> [Problem description] Search the entries below. Return every line that has "емкости" in it.

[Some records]
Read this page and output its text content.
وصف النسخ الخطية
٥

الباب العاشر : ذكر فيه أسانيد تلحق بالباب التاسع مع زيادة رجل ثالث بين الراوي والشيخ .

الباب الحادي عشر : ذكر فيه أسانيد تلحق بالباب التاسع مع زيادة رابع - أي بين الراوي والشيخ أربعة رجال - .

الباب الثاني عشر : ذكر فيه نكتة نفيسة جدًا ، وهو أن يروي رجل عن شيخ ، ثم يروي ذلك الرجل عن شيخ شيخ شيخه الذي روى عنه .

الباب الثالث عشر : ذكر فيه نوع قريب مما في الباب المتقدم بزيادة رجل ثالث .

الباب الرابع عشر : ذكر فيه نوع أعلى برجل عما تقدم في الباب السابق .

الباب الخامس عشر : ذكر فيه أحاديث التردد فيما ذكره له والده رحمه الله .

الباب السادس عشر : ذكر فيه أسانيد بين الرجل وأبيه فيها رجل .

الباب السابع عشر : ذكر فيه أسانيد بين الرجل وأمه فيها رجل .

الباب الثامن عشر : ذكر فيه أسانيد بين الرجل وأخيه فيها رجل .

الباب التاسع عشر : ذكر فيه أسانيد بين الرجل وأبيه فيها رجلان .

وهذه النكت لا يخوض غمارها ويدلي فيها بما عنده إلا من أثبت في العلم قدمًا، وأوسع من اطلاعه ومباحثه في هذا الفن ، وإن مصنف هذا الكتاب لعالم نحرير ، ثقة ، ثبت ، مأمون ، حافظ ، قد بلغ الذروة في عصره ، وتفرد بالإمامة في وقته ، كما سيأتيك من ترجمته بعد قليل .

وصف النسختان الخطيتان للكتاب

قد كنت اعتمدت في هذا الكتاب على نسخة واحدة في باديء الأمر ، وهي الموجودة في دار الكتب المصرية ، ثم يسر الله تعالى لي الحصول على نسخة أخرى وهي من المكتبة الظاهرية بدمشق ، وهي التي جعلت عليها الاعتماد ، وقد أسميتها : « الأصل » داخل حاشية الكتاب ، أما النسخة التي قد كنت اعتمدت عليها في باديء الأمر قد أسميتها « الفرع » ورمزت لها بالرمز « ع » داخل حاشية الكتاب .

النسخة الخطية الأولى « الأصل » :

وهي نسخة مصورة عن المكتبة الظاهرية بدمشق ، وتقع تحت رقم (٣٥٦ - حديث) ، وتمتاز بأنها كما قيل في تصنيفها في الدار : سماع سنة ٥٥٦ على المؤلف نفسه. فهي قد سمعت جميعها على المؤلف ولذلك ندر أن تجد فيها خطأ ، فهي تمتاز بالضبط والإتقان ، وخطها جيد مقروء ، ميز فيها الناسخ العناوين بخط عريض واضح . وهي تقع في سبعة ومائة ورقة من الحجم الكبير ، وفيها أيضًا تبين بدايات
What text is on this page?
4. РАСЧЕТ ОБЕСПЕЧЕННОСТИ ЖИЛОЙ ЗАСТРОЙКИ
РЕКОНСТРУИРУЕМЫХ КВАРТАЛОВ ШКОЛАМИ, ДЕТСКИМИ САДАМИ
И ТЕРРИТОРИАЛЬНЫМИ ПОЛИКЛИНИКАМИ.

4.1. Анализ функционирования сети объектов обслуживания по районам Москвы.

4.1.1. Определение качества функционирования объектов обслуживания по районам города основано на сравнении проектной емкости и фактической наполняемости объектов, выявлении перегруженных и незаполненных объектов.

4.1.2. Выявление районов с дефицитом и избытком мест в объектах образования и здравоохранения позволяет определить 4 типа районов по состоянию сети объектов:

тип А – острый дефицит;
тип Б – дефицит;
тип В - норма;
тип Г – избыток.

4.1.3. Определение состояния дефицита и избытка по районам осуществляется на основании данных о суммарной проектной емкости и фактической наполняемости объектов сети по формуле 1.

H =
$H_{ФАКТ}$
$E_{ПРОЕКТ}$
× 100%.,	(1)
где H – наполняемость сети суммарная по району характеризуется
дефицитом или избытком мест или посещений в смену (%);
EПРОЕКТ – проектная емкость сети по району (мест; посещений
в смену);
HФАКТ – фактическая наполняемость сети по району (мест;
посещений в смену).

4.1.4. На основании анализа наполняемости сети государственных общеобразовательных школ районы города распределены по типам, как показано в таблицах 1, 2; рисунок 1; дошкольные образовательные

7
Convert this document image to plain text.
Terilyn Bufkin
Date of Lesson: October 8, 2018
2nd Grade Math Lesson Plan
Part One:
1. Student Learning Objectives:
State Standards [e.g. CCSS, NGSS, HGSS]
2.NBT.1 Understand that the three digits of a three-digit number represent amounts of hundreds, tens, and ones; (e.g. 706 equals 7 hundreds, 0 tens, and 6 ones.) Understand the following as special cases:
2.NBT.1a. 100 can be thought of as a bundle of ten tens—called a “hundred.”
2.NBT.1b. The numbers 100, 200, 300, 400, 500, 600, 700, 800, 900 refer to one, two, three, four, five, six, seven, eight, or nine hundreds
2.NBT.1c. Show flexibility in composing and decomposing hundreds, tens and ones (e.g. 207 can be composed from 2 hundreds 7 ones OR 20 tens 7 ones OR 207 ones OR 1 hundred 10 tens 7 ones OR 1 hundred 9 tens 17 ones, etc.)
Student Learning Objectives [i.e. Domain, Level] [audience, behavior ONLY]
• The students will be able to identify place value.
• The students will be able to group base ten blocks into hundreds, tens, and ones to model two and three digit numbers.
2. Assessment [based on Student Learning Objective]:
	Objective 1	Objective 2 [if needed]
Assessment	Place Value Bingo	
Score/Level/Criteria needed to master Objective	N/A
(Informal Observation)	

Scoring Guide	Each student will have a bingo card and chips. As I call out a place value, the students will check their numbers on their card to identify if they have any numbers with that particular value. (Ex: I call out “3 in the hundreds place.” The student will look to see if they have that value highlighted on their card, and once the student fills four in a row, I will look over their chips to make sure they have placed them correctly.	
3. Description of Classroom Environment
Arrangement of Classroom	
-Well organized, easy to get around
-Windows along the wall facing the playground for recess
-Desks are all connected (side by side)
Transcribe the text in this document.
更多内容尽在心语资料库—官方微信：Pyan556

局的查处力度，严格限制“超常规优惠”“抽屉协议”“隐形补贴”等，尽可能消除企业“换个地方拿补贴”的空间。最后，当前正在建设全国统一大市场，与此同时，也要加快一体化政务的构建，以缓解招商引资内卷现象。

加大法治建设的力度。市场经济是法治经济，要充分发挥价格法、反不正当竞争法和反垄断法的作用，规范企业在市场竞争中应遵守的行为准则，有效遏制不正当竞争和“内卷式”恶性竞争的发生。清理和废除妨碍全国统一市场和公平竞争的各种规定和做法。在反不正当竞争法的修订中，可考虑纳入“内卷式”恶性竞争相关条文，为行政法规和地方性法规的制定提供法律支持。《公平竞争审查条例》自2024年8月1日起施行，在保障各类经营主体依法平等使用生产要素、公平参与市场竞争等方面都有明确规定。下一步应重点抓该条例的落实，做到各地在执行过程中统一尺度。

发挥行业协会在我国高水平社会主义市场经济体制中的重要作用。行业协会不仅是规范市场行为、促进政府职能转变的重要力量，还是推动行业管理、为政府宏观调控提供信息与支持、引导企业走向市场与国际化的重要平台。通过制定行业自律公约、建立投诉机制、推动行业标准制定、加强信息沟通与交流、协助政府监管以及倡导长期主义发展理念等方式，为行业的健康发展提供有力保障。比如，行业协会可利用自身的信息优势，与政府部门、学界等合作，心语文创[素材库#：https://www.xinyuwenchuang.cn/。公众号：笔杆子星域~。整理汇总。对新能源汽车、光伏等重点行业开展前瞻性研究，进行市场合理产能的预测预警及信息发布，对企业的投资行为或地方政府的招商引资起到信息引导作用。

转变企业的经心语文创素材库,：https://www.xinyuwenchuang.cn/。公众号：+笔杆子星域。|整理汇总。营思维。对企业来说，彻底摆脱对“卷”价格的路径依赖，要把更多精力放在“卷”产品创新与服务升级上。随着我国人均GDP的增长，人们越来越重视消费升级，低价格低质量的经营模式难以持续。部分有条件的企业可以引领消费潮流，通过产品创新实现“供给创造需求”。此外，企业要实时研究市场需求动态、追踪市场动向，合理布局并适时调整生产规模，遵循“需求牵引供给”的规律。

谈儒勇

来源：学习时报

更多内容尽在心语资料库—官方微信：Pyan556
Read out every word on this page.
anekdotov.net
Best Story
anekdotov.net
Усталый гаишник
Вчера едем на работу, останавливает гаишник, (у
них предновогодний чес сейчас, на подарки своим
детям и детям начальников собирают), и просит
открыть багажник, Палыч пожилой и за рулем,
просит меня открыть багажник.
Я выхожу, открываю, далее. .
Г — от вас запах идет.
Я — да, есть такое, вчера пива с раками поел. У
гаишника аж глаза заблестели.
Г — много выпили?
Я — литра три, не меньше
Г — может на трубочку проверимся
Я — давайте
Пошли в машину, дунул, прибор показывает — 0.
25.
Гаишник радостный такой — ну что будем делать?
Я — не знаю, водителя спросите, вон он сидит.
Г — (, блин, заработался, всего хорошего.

> [Solution to this task]
4.1.1. Определение качества функционирования объектов обслуживания по районам города основано на сравнении проектной емкости и фактической наполняемости объектов, выявлении перегруженных и незаполненных объектов.
4.1.3. Определение состояния дефицита и избытка по районам осуществляется на основании данных о суммарной проектной емкости и фактической наполняемости объектов сети по формуле 1.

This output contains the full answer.